====== DATA LISTING ======
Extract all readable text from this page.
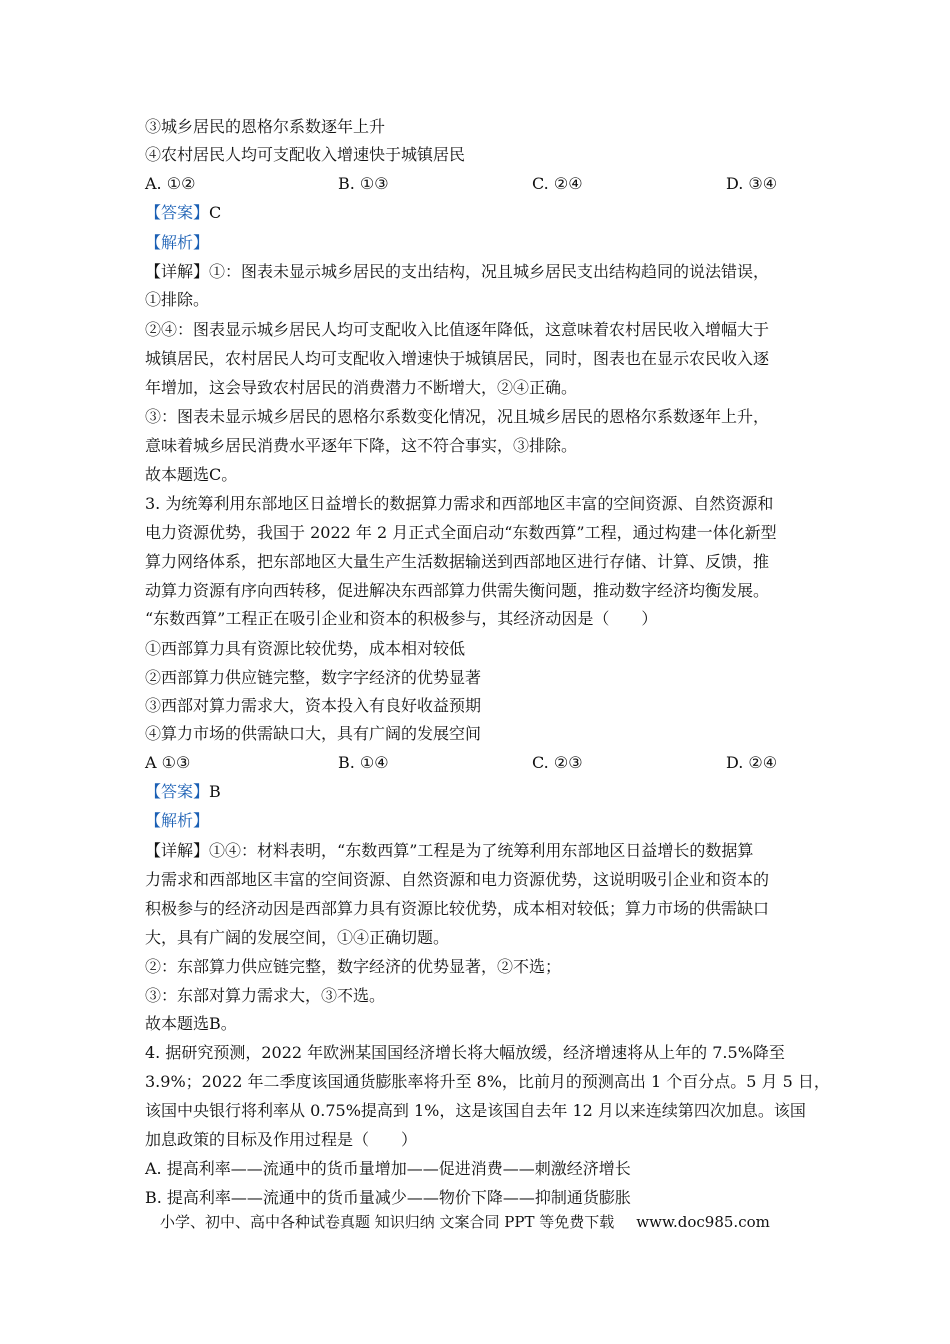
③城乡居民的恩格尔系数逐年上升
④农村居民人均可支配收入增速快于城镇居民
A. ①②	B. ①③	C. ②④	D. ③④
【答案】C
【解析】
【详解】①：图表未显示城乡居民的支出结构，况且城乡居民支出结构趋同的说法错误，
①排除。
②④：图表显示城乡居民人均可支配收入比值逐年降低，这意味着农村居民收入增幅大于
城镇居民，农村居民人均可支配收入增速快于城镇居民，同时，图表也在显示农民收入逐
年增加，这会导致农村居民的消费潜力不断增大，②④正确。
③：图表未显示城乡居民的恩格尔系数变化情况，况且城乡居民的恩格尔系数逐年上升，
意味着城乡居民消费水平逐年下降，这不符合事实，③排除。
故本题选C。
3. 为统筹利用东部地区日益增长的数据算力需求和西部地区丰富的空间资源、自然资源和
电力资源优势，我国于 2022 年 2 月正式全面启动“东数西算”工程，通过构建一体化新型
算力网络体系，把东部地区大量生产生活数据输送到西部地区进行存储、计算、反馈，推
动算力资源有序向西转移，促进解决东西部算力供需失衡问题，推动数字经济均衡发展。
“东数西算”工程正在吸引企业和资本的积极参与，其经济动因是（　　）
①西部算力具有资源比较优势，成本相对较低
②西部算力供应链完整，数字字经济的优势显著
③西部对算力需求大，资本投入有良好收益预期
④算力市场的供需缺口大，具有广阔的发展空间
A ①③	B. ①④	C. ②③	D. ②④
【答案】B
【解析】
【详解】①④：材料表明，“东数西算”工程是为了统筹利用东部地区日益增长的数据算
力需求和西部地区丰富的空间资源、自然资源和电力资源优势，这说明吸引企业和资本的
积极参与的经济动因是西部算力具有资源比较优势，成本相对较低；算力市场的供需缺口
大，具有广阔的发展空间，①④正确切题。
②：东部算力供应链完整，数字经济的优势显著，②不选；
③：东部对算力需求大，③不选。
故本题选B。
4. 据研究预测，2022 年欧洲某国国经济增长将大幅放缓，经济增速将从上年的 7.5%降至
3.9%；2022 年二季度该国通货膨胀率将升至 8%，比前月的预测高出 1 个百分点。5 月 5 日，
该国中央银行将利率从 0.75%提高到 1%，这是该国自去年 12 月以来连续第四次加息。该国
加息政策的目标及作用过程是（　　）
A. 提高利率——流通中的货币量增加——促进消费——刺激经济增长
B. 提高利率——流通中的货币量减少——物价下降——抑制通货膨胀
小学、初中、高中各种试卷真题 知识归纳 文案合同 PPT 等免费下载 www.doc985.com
======
====== DATA LISTING ======
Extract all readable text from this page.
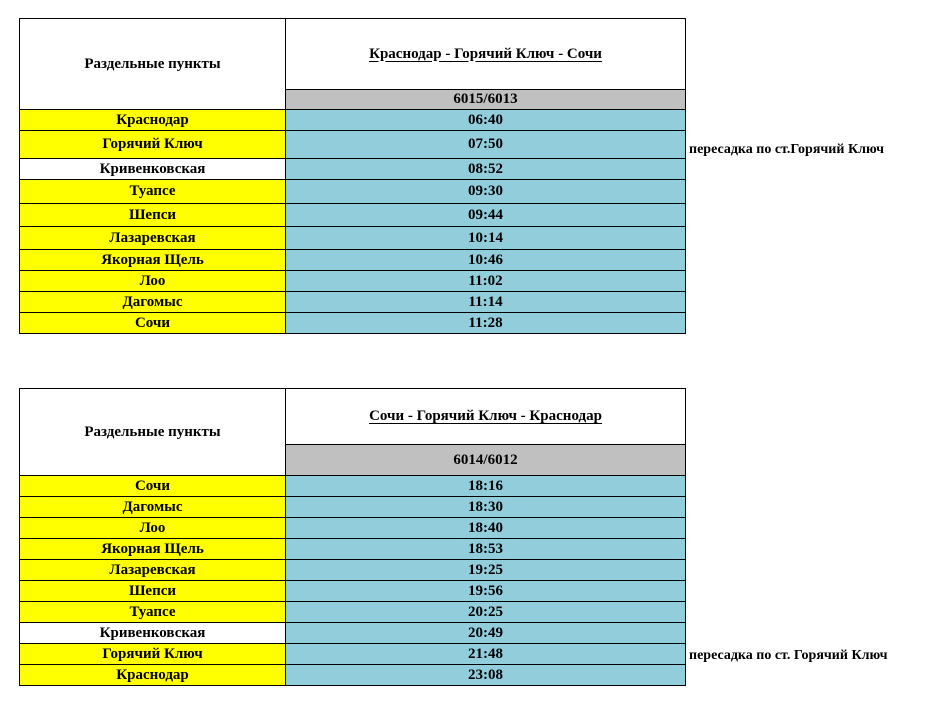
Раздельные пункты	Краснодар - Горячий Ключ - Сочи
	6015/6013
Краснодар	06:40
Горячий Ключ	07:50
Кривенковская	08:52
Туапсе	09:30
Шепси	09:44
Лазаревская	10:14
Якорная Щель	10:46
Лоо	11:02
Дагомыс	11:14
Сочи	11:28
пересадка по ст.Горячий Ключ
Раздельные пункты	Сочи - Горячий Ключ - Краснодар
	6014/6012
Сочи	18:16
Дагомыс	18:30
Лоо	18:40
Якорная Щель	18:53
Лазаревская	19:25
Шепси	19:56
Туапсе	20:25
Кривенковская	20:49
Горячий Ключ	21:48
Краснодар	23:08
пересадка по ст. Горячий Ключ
======
====== DATA LISTING ======
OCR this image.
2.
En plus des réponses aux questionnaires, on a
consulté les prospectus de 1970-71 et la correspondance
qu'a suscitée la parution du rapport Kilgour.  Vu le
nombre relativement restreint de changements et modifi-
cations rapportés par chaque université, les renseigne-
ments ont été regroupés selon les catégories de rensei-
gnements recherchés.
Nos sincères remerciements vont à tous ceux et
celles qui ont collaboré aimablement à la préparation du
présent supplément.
======
**REQUIRED TASK:** Keep only the lines that hold the string "Краснодар", and copy them out.

**OUTPUT BELOW:**
Раздельные пункты	Краснодар - Горячий Ключ - Сочи
Краснодар	06:40
Раздельные пункты	Сочи - Горячий Ключ - Краснодар
Краснодар	23:08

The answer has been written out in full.